What is needed
Restate the entries below word for word, omitting nothing.

-- begin Source data --

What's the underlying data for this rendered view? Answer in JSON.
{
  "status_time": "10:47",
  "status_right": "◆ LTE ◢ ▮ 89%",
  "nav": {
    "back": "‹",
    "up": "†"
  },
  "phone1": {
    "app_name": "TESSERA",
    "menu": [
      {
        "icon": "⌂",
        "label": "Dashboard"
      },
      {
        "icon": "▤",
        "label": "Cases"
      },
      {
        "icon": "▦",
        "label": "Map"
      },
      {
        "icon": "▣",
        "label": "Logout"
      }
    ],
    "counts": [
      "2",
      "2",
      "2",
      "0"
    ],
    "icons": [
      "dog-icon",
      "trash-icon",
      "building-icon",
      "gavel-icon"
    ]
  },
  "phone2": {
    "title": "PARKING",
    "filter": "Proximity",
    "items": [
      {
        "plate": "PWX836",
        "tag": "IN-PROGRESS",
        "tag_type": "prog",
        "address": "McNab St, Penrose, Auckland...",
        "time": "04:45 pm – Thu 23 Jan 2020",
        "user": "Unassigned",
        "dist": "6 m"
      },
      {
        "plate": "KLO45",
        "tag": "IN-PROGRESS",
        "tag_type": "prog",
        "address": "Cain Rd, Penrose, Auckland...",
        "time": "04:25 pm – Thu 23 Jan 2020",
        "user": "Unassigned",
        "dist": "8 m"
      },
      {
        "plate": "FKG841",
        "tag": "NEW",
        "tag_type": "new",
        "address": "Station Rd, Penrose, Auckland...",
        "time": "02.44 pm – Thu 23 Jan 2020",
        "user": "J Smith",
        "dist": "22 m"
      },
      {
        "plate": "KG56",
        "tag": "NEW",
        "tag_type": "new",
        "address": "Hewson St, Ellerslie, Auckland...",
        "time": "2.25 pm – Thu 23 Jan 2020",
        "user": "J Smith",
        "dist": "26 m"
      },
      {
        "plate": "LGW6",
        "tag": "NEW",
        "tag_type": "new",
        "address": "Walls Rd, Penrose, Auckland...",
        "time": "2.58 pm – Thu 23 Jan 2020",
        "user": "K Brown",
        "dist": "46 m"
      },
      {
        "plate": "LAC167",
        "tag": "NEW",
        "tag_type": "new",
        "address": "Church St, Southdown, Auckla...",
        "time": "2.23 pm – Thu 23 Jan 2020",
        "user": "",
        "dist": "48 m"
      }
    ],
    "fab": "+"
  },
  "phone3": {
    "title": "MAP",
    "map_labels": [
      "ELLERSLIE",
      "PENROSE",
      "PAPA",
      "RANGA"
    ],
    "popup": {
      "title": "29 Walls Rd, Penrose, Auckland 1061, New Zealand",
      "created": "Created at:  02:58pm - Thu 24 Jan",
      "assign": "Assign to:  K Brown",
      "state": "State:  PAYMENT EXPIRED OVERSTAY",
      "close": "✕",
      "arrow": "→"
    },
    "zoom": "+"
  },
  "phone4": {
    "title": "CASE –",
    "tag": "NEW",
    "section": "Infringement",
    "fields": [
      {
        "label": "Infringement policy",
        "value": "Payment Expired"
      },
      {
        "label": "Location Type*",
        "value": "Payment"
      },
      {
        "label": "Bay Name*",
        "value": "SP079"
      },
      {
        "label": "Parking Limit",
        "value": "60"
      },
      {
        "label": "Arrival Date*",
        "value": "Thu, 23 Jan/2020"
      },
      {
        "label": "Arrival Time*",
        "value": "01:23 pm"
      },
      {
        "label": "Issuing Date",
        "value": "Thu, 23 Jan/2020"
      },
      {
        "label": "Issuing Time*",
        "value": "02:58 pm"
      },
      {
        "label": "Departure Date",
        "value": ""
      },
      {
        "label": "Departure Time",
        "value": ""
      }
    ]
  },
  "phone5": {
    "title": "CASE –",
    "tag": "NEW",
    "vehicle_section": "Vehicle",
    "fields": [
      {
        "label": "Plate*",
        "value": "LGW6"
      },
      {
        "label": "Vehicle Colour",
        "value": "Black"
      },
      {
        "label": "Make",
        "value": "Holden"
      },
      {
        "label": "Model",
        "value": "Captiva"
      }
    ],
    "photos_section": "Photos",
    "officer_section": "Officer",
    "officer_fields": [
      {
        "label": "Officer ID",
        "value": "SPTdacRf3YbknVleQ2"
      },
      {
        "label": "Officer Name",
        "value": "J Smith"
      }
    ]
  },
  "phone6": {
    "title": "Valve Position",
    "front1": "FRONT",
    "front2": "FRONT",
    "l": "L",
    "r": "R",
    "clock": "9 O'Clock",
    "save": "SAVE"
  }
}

-- end Source data --

Finished answer
What's the underlying data for this rendered view? Answer in JSON.
{
  "status_time": "10:47",
  "status_right": "◆ LTE ◢ ▮ 89%",
  "nav": {
    "back": "‹",
    "up": "†"
  },
  "phone1": {
    "app_name": "TESSERA",
    "menu": [
      {
        "icon": "⌂",
        "label": "Dashboard"
      },
      {
        "icon": "▤",
        "label": "Cases"
      },
      {
        "icon": "▦",
        "label": "Map"
      },
      {
        "icon": "▣",
        "label": "Logout"
      }
    ],
    "counts": [
      "2",
      "2",
      "2",
      "0"
    ],
    "icons": [
      "dog-icon",
      "trash-icon",
      "building-icon",
      "gavel-icon"
    ]
  },
  "phone2": {
    "title": "PARKING",
    "filter": "Proximity",
    "items": [
      {
        "plate": "PWX836",
        "tag": "IN-PROGRESS",
        "tag_type": "prog",
        "address": "McNab St, Penrose, Auckland...",
        "time": "04:45 pm – Thu 23 Jan 2020",
        "user": "Unassigned",
        "dist": "6 m"
      },
      {
        "plate": "KLO45",
        "tag": "IN-PROGRESS",
        "tag_type": "prog",
        "address": "Cain Rd, Penrose, Auckland...",
        "time": "04:25 pm – Thu 23 Jan 2020",
        "user": "Unassigned",
        "dist": "8 m"
      },
      {
        "plate": "FKG841",
        "tag": "NEW",
        "tag_type": "new",
        "address": "Station Rd, Penrose, Auckland...",
        "time": "02.44 pm – Thu 23 Jan 2020",
        "user": "J Smith",
        "dist": "22 m"
      },
      {
        "plate": "KG56",
        "tag": "NEW",
        "tag_type": "new",
        "address": "Hewson St, Ellerslie, Auckland...",
        "time": "2.25 pm – Thu 23 Jan 2020",
        "user": "J Smith",
        "dist": "26 m"
      },
      {
        "plate": "LGW6",
        "tag": "NEW",
        "tag_type": "new",
        "address": "Walls Rd, Penrose, Auckland...",
        "time": "2.58 pm – Thu 23 Jan 2020",
        "user": "K Brown",
        "dist": "46 m"
      },
      {
        "plate": "LAC167",
        "tag": "NEW",
        "tag_type": "new",
        "address": "Church St, Southdown, Auckla...",
        "time": "2.23 pm – Thu 23 Jan 2020",
        "user": "",
        "dist": "48 m"
      }
    ],
    "fab": "+"
  },
  "phone3": {
    "title": "MAP",
    "map_labels": [
      "ELLERSLIE",
      "PENROSE",
      "PAPA",
      "RANGA"
    ],
    "popup": {
      "title": "29 Walls Rd, Penrose, Auckland 1061, New Zealand",
      "created": "Created at:  02:58pm - Thu 24 Jan",
      "assign": "Assign to:  K Brown",
      "state": "State:  PAYMENT EXPIRED OVERSTAY",
      "close": "✕",
      "arrow": "→"
    },
    "zoom": "+"
  },
  "phone4": {
    "title": "CASE –",
    "tag": "NEW",
    "section": "Infringement",
    "fields": [
      {
        "label": "Infringement policy",
        "value": "Payment Expired"
      },
      {
        "label": "Location Type*",
        "value": "Payment"
      },
      {
        "label": "Bay Name*",
        "value": "SP079"
      },
      {
        "label": "Parking Limit",
        "value": "60"
      },
      {
        "label": "Arrival Date*",
        "value": "Thu, 23 Jan/2020"
      },
      {
        "label": "Arrival Time*",
        "value": "01:23 pm"
      },
      {
        "label": "Issuing Date",
        "value": "Thu, 23 Jan/2020"
      },
      {
        "label": "Issuing Time*",
        "value": "02:58 pm"
      },
      {
        "label": "Departure Date",
        "value": ""
      },
      {
        "label": "Departure Time",
        "value": ""
      }
    ]
  },
  "phone5": {
    "title": "CASE –",
    "tag": "NEW",
    "vehicle_section": "Vehicle",
    "fields": [
      {
        "label": "Plate*",
        "value": "LGW6"
      },
      {
        "label": "Vehicle Colour",
        "value": "Black"
      },
      {
        "label": "Make",
        "value": "Holden"
      },
      {
        "label": "Model",
        "value": "Captiva"
      }
    ],
    "photos_section": "Photos",
    "officer_section": "Officer",
    "officer_fields": [
      {
        "label": "Officer ID",
        "value": "SPTdacRf3YbknVleQ2"
      },
      {
        "label": "Officer Name",
        "value": "J Smith"
      }
    ]
  },
  "phone6": {
    "title": "Valve Position",
    "front1": "FRONT",
    "front2": "FRONT",
    "l": "L",
    "r": "R",
    "clock": "9 O'Clock",
    "save": "SAVE"
  }
}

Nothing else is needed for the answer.